# [AIM]
Output, word for word, every line from the line with "Enumerate this screenshot's" through the final line of the data below.

(Recorded data)
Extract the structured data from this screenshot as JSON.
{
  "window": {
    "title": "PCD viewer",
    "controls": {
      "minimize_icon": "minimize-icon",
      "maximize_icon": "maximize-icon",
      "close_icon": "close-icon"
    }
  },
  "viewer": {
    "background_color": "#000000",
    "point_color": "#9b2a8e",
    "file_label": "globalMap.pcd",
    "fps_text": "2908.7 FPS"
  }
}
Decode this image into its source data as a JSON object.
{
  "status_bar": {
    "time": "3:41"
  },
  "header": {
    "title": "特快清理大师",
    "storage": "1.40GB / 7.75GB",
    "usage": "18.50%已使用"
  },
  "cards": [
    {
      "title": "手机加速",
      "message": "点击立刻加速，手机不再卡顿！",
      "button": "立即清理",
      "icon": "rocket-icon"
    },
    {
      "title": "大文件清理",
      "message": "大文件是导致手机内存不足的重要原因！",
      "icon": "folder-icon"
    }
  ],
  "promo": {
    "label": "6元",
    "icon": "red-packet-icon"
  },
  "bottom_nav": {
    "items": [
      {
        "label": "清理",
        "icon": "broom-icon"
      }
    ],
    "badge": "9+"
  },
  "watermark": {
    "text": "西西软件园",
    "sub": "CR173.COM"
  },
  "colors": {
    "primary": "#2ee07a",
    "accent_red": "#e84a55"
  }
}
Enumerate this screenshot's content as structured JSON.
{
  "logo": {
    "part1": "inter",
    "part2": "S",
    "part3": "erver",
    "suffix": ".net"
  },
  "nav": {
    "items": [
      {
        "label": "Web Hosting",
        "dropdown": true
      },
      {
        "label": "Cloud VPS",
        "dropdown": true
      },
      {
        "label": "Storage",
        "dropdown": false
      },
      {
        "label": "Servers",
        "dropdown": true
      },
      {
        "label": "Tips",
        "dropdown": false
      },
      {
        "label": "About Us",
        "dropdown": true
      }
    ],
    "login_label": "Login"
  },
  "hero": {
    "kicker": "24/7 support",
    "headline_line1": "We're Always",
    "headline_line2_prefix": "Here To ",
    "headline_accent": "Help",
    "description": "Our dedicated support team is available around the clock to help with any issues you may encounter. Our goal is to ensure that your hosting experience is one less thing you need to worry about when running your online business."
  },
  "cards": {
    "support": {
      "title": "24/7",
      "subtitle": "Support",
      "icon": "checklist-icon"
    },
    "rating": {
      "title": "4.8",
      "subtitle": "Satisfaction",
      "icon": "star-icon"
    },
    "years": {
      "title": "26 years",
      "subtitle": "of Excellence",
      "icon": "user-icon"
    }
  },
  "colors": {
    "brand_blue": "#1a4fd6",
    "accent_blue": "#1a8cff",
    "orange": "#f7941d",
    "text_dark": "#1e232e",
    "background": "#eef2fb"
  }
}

# [FINAL RESULT]
Enumerate this screenshot's content as structured JSON.
{
  "logo": {
    "part1": "inter",
    "part2": "S",
    "part3": "erver",
    "suffix": ".net"
  },
  "nav": {
    "items": [
      {
        "label": "Web Hosting",
        "dropdown": true
      },
      {
        "label": "Cloud VPS",
        "dropdown": true
      },
      {
        "label": "Storage",
        "dropdown": false
      },
      {
        "label": "Servers",
        "dropdown": true
      },
      {
        "label": "Tips",
        "dropdown": false
      },
      {
        "label": "About Us",
        "dropdown": true
      }
    ],
    "login_label": "Login"
  },
  "hero": {
    "kicker": "24/7 support",
    "headline_line1": "We're Always",
    "headline_line2_prefix": "Here To ",
    "headline_accent": "Help",
    "description": "Our dedicated support team is available around the clock to help with any issues you may encounter. Our goal is to ensure that your hosting experience is one less thing you need to worry about when running your online business."
  },
  "cards": {
    "support": {
      "title": "24/7",
      "subtitle": "Support",
      "icon": "checklist-icon"
    },
    "rating": {
      "title": "4.8",
      "subtitle": "Satisfaction",
      "icon": "star-icon"
    },
    "years": {
      "title": "26 years",
      "subtitle": "of Excellence",
      "icon": "user-icon"
    }
  },
  "colors": {
    "brand_blue": "#1a4fd6",
    "accent_blue": "#1a8cff",
    "orange": "#f7941d",
    "text_dark": "#1e232e",
    "background": "#eef2fb"
  }
}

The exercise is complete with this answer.